**Provided material:**
────────
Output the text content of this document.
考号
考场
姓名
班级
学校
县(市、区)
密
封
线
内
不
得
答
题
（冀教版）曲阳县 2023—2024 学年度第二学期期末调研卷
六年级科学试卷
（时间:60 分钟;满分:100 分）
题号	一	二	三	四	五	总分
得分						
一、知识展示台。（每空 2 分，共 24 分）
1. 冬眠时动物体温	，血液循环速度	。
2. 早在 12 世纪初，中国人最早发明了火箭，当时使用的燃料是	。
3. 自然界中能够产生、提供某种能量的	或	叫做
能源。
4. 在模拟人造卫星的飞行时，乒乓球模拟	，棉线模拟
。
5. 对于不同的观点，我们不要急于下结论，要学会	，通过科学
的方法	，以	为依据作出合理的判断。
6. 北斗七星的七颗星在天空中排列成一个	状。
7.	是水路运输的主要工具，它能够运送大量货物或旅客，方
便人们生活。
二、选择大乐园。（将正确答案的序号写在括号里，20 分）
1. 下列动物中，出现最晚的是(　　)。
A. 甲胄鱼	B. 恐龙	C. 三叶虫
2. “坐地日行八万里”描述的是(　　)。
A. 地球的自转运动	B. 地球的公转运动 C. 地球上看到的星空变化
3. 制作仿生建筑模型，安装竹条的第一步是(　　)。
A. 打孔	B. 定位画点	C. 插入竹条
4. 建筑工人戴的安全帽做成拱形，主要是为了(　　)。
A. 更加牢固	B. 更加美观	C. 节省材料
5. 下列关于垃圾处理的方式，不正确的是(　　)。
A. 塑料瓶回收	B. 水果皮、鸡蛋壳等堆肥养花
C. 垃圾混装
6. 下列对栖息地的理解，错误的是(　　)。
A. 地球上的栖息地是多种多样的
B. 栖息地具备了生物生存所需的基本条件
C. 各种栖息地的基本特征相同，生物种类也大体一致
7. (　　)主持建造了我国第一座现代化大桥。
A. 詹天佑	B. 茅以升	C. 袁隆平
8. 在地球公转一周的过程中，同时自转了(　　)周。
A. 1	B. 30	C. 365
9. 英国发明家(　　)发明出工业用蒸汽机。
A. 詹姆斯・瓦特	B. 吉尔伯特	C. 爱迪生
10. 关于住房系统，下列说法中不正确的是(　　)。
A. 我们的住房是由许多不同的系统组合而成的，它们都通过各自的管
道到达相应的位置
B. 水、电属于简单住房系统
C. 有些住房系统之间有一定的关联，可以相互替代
────────
Copy out the full listing exactly.

Output the text content of this document.
考号
考场
姓名
班级
学校
县(市、区)
密
封
线
内
不
得
答
题
（冀教版）曲阳县 2023—2024 学年度第二学期期末调研卷
六年级科学试卷
（时间:60 分钟;满分:100 分）
题号	一	二	三	四	五	总分
得分						
一、知识展示台。（每空 2 分，共 24 分）
1. 冬眠时动物体温	，血液循环速度	。
2. 早在 12 世纪初，中国人最早发明了火箭，当时使用的燃料是	。
3. 自然界中能够产生、提供某种能量的	或	叫做
能源。
4. 在模拟人造卫星的飞行时，乒乓球模拟	，棉线模拟
。
5. 对于不同的观点，我们不要急于下结论，要学会	，通过科学
的方法	，以	为依据作出合理的判断。
6. 北斗七星的七颗星在天空中排列成一个	状。
7.	是水路运输的主要工具，它能够运送大量货物或旅客，方
便人们生活。
二、选择大乐园。（将正确答案的序号写在括号里，20 分）
1. 下列动物中，出现最晚的是(　　)。
A. 甲胄鱼	B. 恐龙	C. 三叶虫
2. “坐地日行八万里”描述的是(　　)。
A. 地球的自转运动	B. 地球的公转运动 C. 地球上看到的星空变化
3. 制作仿生建筑模型，安装竹条的第一步是(　　)。
A. 打孔	B. 定位画点	C. 插入竹条
4. 建筑工人戴的安全帽做成拱形，主要是为了(　　)。
A. 更加牢固	B. 更加美观	C. 节省材料
5. 下列关于垃圾处理的方式，不正确的是(　　)。
A. 塑料瓶回收	B. 水果皮、鸡蛋壳等堆肥养花
C. 垃圾混装
6. 下列对栖息地的理解，错误的是(　　)。
A. 地球上的栖息地是多种多样的
B. 栖息地具备了生物生存所需的基本条件
C. 各种栖息地的基本特征相同，生物种类也大体一致
7. (　　)主持建造了我国第一座现代化大桥。
A. 詹天佑	B. 茅以升	C. 袁隆平
8. 在地球公转一周的过程中，同时自转了(　　)周。
A. 1	B. 30	C. 365
9. 英国发明家(　　)发明出工业用蒸汽机。
A. 詹姆斯・瓦特	B. 吉尔伯特	C. 爱迪生
10. 关于住房系统，下列说法中不正确的是(　　)。
A. 我们的住房是由许多不同的系统组合而成的，它们都通过各自的管
道到达相应的位置
B. 水、电属于简单住房系统
C. 有些住房系统之间有一定的关联，可以相互替代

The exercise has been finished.